» **Available data**
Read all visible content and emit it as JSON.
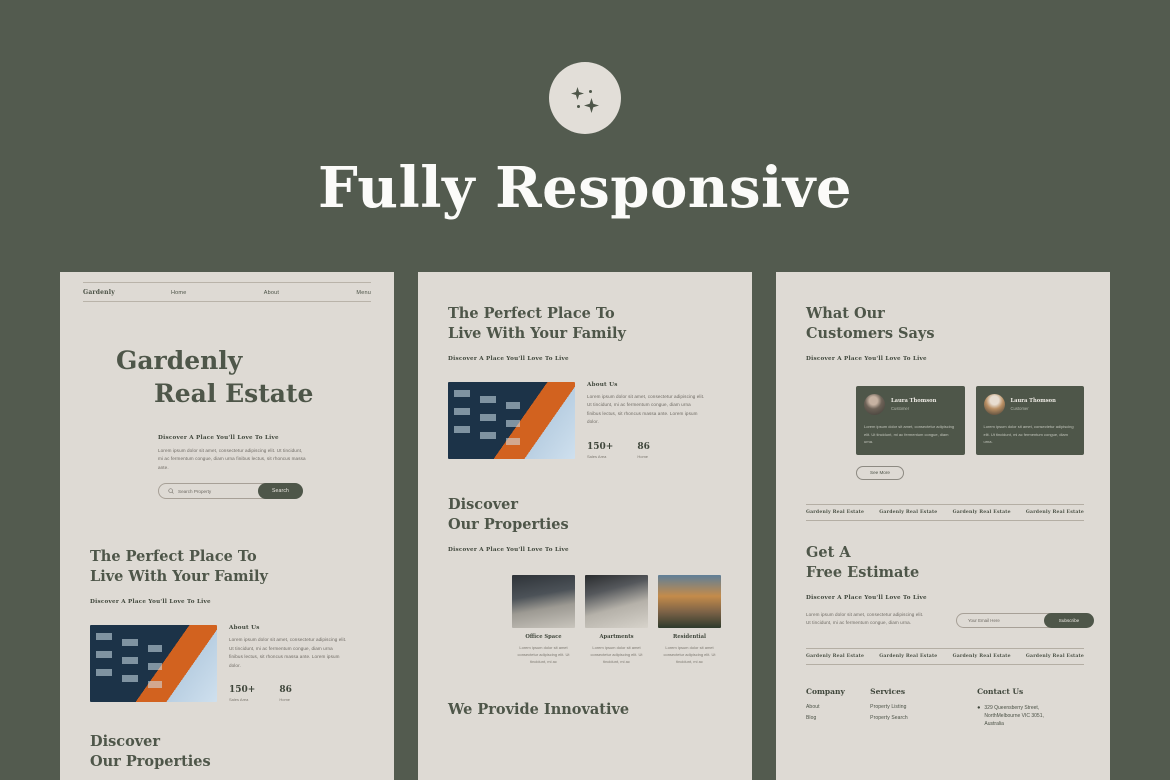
{
  "header": {
    "logo_icon": "sparkle-icon",
    "title": "Fully Responsive"
  },
  "mockups": {
    "nav": {
      "brand": "Gardenly",
      "links": [
        "Home",
        "About",
        "Menu"
      ]
    },
    "hero": {
      "title_line1": "Gardenly",
      "title_line2": "Real Estate",
      "eyebrow": "Discover A Place You'll Love To Live",
      "paragraph": "Lorem ipsum dolor sit amet, consectetur adipiscing elit. Ut tincidunt, mi ac fermentum congue, diam urna finibus lectus, sit rhoncus massa ante.",
      "search_placeholder": "Search Property",
      "search_icon": "search-icon",
      "search_button": "Search"
    },
    "about_section": {
      "title_line1": "The Perfect Place To",
      "title_line2": "Live With Your Family",
      "eyebrow": "Discover A Place You'll Love To Live",
      "about_label": "About Us",
      "about_text": "Lorem ipsum dolor sit amet, consectetur adipiscing elit. Ut tincidunt, mi ac fermentum congue, diam urna finibus lectus, sit rhoncus massa ante. Lorem ipsum dolor.",
      "stats": [
        {
          "value": "150+",
          "label": "Sales Area"
        },
        {
          "value": "86",
          "label": "Home"
        }
      ]
    },
    "properties_section": {
      "title_line1": "Discover",
      "title_line2": "Our Properties",
      "eyebrow": "Discover A Place You'll Love To Live",
      "cards": [
        {
          "title": "Office Space",
          "desc": "Lorem ipsum dolor sit amet consectetur adipiscing elit. Ut tincidunt, mi ac"
        },
        {
          "title": "Apartments",
          "desc": "Lorem ipsum dolor sit amet consectetur adipiscing elit. Ut tincidunt, mi ac"
        },
        {
          "title": "Residential",
          "desc": "Lorem ipsum dolor sit amet consectetur adipiscing elit. Ut tincidunt, mi ac"
        }
      ]
    },
    "innovative_heading": "We Provide Innovative",
    "testimonials_section": {
      "title_line1": "What Our",
      "title_line2": "Customers Says",
      "eyebrow": "Discover A Place You'll Love To Live",
      "cards": [
        {
          "name": "Laura Thomson",
          "role": "Customer",
          "text": "Lorem ipsum dolor sit amet, consectetur adipiscing elit. Ut tincidunt, mi ac fermentum congue, diam urna."
        },
        {
          "name": "Laura Thomson",
          "role": "Customer",
          "text": "Lorem ipsum dolor sit amet, consectetur adipiscing elit. Ut tincidunt, mi ac fermentum congue, diam urna."
        }
      ],
      "see_more": "See More"
    },
    "marquee": [
      "Gardenly Real Estate",
      "Gardenly Real Estate",
      "Gardenly Real Estate",
      "Gardenly Real Estate"
    ],
    "estimate_section": {
      "title_line1": "Get A",
      "title_line2": "Free Estimate",
      "eyebrow": "Discover A Place You'll Love To Live",
      "paragraph": "Lorem ipsum dolor sit amet, consectetur adipiscing elit. Ut tincidunt, mi ac fermentum congue, diam urna.",
      "email_placeholder": "Your Email Here",
      "subscribe_button": "Subscribe"
    },
    "footer": {
      "company": {
        "heading": "Company",
        "links": [
          "About",
          "Blog"
        ]
      },
      "services": {
        "heading": "Services",
        "links": [
          "Property Listing",
          "Property Search"
        ]
      },
      "contact": {
        "heading": "Contact Us",
        "pin_icon": "location-pin-icon",
        "address_line1": "329 Queensberry Street,",
        "address_line2": "NorthMelbourne VIC 3051,",
        "address_line3": "Australia"
      }
    }
  },
  "colors": {
    "background": "#535b4f",
    "panel": "#dedad4",
    "accent": "#4e5649",
    "title_text": "#fbfbf9"
  }
}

» **Prompt**
From the material given, work out how many lines hold the string "lectus"; state that number and nothing further.

» **Answer below**
2